'''
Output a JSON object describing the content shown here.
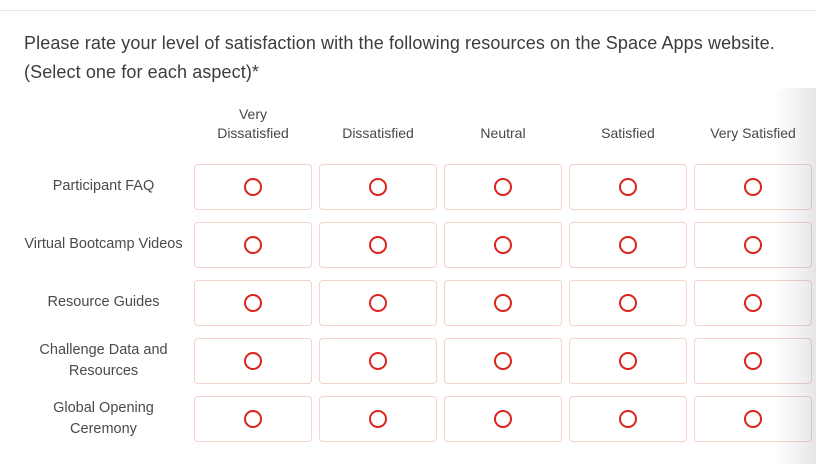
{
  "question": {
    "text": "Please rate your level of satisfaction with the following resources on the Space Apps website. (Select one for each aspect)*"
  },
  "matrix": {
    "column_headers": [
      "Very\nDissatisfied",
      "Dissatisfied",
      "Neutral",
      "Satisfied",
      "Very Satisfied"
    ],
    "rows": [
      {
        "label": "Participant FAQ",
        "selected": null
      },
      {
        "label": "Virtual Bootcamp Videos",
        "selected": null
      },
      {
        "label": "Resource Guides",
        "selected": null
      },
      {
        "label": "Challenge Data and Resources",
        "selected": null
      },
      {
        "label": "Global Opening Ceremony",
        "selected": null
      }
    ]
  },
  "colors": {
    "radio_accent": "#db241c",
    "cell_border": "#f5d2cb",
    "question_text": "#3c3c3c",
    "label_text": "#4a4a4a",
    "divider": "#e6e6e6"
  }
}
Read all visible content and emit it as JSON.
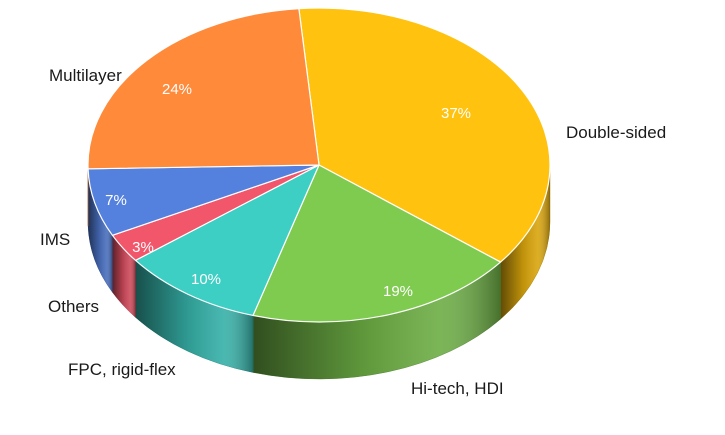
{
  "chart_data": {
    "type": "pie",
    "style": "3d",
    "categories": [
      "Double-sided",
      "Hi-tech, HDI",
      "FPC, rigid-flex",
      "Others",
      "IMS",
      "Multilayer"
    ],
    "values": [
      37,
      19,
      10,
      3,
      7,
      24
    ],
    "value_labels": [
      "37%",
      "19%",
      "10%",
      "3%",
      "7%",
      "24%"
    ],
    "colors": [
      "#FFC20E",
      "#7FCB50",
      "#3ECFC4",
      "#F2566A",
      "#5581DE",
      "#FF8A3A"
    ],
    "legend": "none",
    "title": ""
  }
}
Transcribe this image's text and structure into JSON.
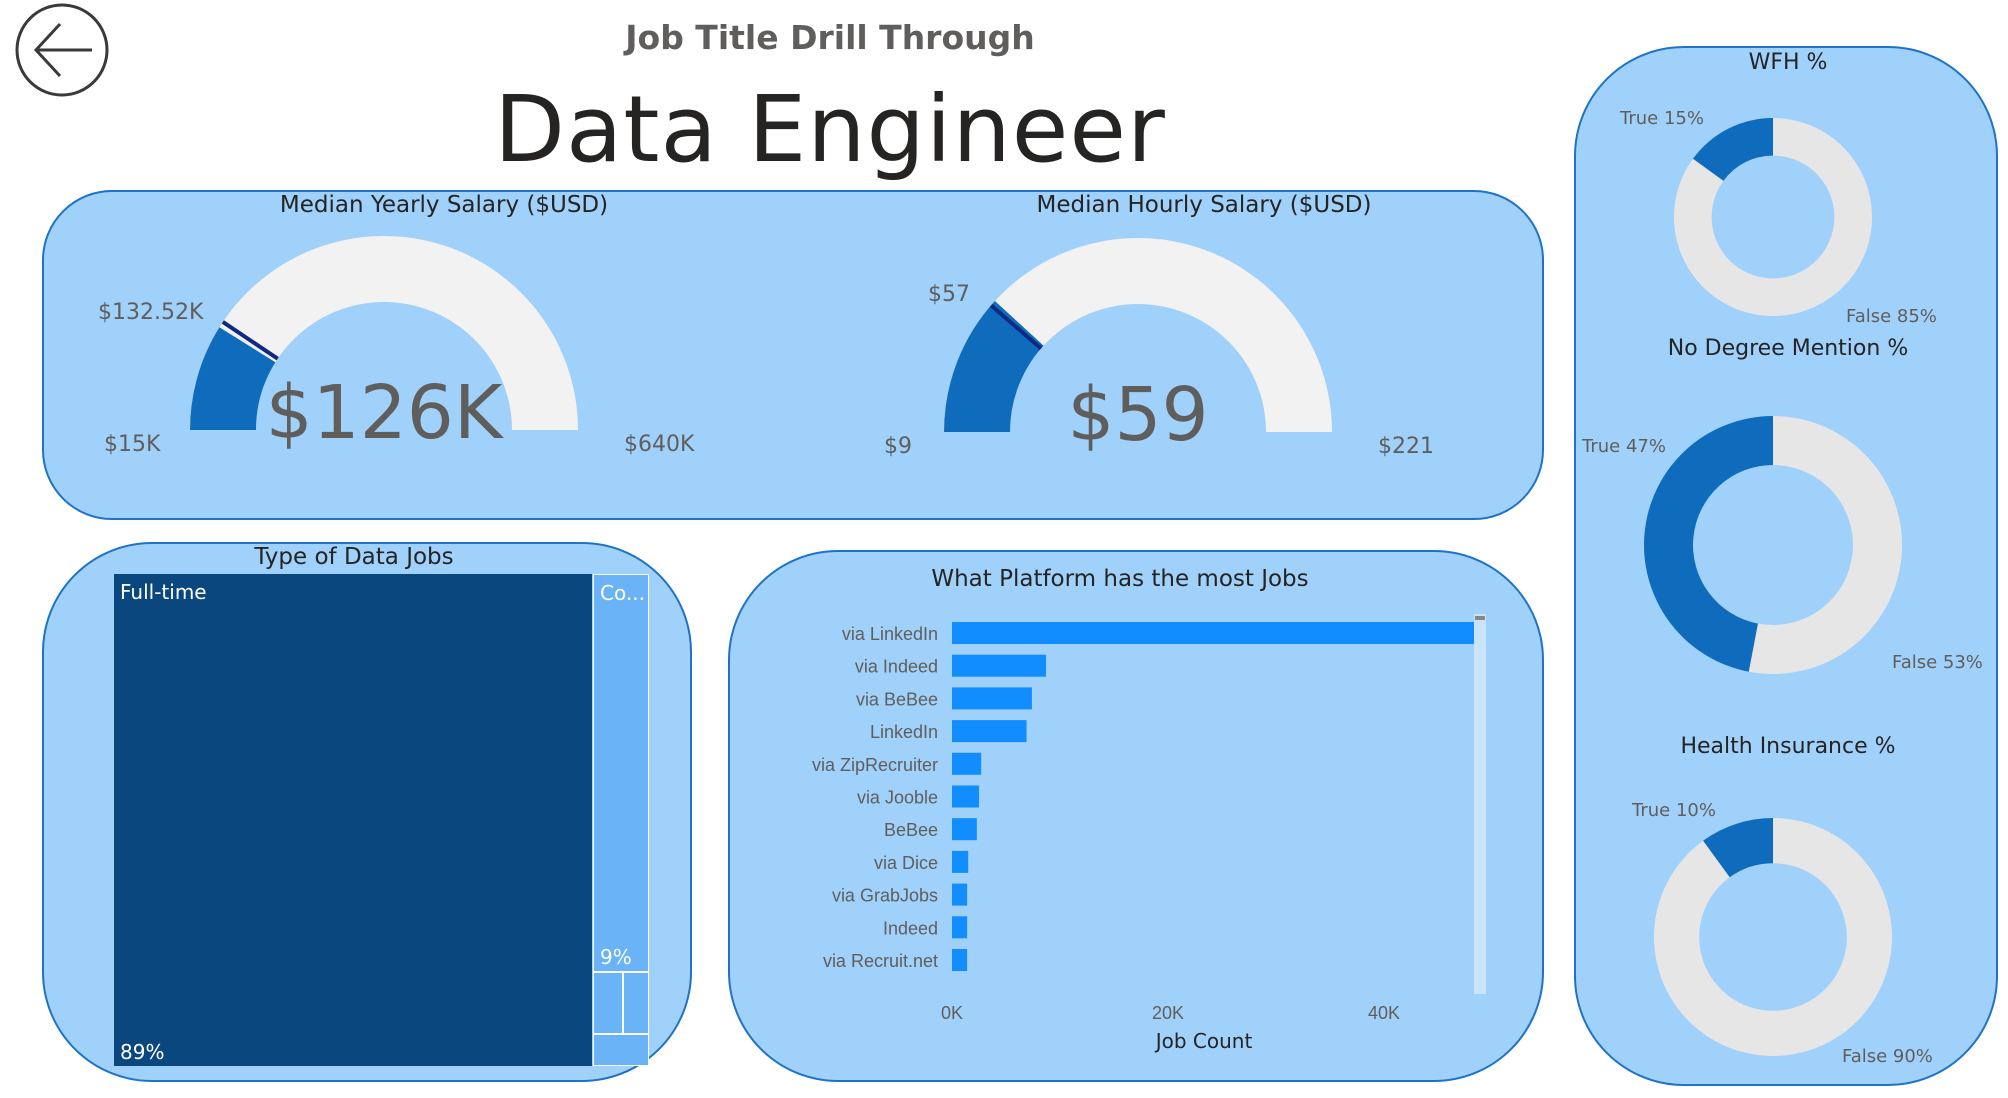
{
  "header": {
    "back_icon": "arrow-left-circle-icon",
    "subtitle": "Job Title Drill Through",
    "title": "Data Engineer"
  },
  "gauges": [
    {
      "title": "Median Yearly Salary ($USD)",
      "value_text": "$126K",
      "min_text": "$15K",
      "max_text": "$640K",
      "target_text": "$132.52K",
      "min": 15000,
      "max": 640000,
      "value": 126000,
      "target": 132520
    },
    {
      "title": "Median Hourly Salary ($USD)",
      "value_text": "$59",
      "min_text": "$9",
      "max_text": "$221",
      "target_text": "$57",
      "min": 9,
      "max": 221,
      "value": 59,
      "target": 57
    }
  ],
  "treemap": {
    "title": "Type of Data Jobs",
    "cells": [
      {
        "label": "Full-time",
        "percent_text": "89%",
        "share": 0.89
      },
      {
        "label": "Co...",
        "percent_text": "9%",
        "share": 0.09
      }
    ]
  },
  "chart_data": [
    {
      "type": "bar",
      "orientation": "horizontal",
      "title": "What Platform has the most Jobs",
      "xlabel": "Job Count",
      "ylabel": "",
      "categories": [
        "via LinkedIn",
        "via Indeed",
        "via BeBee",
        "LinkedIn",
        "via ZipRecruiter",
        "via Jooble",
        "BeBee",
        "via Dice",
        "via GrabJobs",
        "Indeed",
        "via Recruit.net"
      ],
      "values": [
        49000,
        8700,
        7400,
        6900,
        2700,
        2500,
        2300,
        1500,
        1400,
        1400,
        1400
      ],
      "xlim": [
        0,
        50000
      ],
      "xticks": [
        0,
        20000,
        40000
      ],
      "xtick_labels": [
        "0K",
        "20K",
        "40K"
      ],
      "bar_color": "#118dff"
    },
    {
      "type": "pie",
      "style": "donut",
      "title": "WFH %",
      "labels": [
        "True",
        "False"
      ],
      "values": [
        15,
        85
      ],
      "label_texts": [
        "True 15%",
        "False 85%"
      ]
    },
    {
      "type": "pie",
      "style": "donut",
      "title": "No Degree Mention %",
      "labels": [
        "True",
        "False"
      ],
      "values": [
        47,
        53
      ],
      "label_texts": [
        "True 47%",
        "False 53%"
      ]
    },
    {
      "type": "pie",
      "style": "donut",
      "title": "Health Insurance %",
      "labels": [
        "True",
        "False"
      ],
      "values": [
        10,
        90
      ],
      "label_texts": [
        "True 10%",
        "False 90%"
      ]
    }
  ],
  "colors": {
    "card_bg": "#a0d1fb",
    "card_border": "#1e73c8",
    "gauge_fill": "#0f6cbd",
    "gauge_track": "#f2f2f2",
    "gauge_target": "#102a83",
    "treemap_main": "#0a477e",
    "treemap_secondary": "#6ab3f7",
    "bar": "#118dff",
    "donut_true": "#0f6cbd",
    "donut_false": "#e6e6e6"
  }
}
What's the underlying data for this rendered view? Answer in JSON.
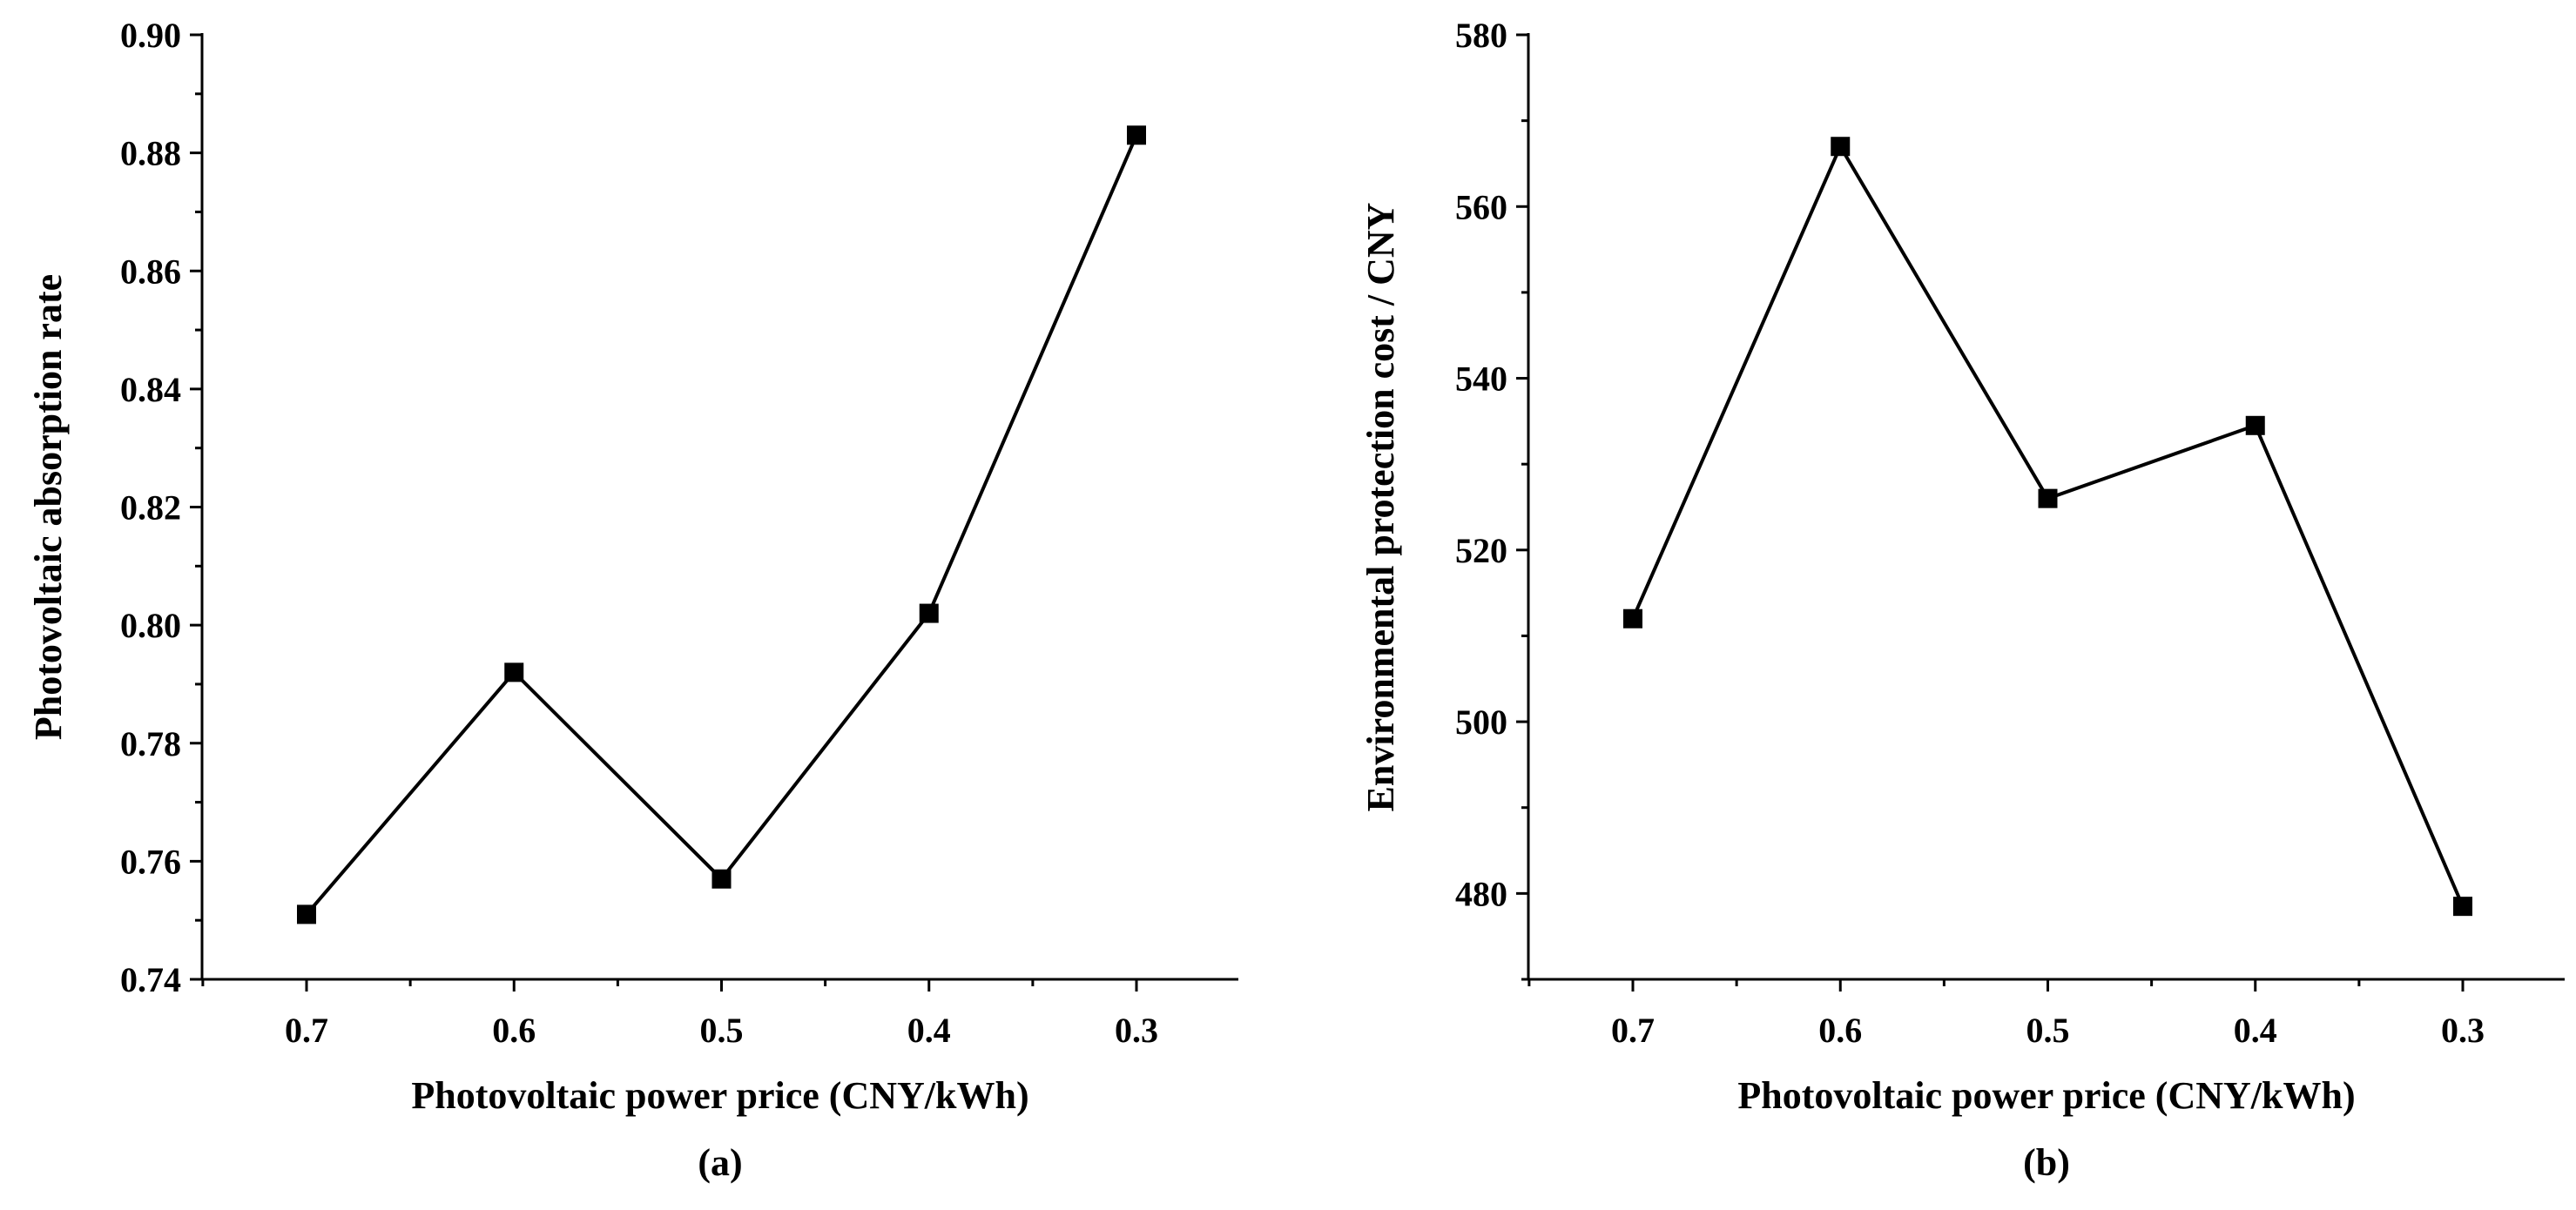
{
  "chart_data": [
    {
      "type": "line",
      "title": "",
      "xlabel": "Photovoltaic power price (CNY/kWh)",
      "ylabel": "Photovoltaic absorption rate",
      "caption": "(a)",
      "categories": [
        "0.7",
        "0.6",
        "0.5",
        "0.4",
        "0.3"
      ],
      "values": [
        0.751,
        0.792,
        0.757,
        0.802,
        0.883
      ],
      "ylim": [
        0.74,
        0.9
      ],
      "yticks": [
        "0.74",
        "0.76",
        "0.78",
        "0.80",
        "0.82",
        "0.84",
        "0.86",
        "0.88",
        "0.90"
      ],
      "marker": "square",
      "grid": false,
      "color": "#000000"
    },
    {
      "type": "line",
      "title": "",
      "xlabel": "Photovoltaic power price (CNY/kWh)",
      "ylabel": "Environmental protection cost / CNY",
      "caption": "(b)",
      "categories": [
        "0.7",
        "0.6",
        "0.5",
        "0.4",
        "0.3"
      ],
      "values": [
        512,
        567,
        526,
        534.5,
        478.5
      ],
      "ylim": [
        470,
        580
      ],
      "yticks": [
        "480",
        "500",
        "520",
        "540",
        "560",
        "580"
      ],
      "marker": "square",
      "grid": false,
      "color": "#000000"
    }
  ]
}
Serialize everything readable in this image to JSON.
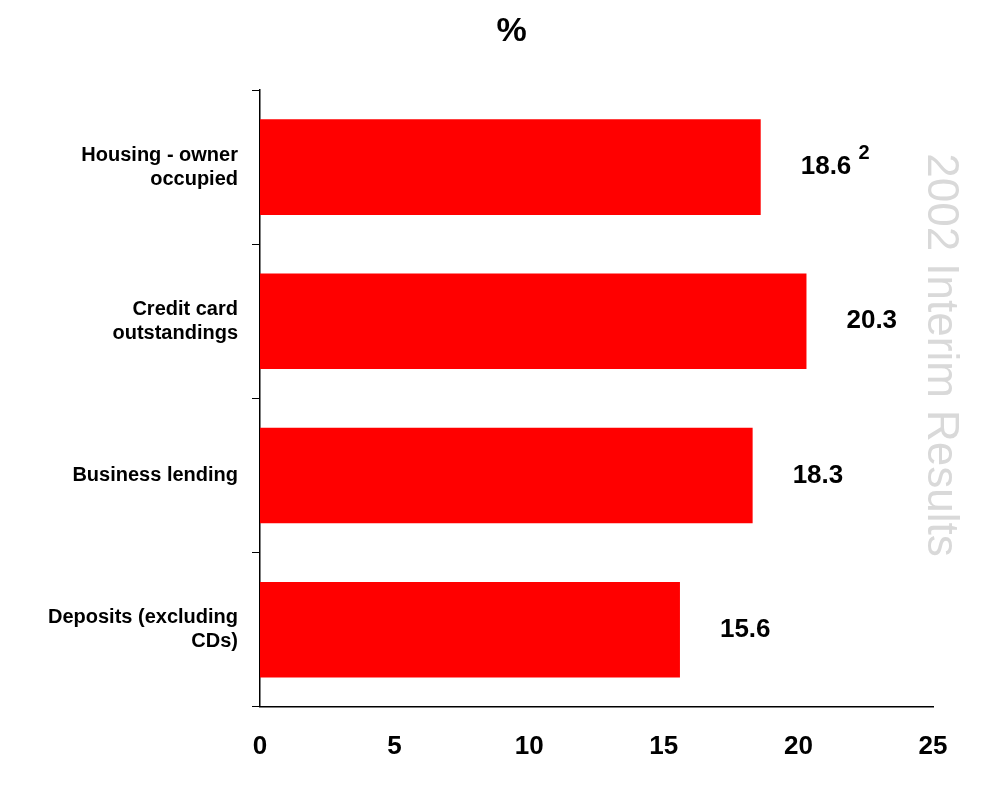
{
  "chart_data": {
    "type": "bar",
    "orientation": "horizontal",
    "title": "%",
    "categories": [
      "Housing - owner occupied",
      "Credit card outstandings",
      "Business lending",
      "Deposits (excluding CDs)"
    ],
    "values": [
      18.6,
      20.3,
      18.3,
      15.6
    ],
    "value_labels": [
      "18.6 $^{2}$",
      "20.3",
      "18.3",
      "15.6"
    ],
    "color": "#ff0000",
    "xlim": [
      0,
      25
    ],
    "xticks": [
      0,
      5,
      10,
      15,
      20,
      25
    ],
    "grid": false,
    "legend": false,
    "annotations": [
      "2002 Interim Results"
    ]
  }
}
'''
Search the data above for lines holding "orientation" and copy each of them.

> **RIGHT ANSWER**
      "orientation": "horizontal",
    "orientation": "horizontal",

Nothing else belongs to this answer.